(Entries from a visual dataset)

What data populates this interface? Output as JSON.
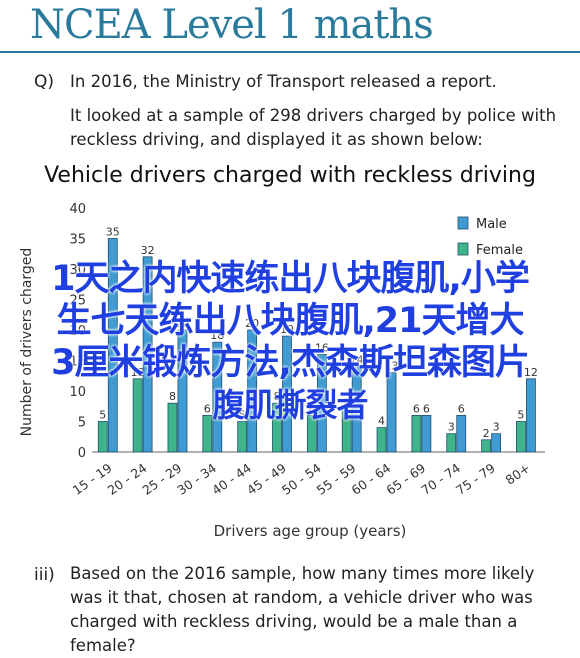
{
  "banner": {
    "title": "NCEA Level 1 maths"
  },
  "question": {
    "number": "Q)",
    "line1": "In 2016, the Ministry of Transport released a report.",
    "line2": "It looked at a sample of 298 drivers charged by police with reckless driving, and displayed it as shown below:"
  },
  "part3": {
    "number": "iii)",
    "text": "Based on the 2016 sample, how many times more likely was it that, chosen at random, a vehicle driver who was charged with reckless driving, would be a male than a female?"
  },
  "overlay": {
    "line1": "1天之内快速练出八块腹肌,小学",
    "line2": "生七天练出八块腹肌,21天增大",
    "line3": "3厘米锻炼方法,杰森斯坦森图片",
    "line4": "腹肌撕裂者"
  },
  "chart_data": {
    "type": "bar",
    "title": "Vehicle drivers charged with reckless driving",
    "xlabel": "Drivers age group (years)",
    "ylabel": "Number of drivers charged",
    "ylim": [
      0,
      40
    ],
    "yticks": [
      0,
      5,
      10,
      15,
      20,
      25,
      30,
      35,
      40
    ],
    "categories": [
      "15 - 19",
      "20 - 24",
      "25 - 29",
      "30 - 34",
      "40 - 44",
      "45 - 49",
      "50 - 54",
      "55 - 59",
      "60 - 64",
      "65 - 69",
      "70 - 74",
      "75 - 79",
      "80+"
    ],
    "series": [
      {
        "name": "Male",
        "color": "#3f9bd1",
        "values": [
          35,
          32,
          20,
          18,
          20,
          19,
          16,
          14,
          13,
          6,
          6,
          3,
          12
        ]
      },
      {
        "name": "Female",
        "color": "#3fb48a",
        "values": [
          5,
          12,
          8,
          6,
          5,
          8,
          6,
          7,
          4,
          6,
          3,
          2,
          5
        ]
      }
    ],
    "legend_position": "top-right",
    "grid": false
  }
}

- _WHAT THE TASK REQUIRES_
Give only the count of lines in this material that contain the string "charged".

- _RESPONSE FOR THIS EXERCISE_
4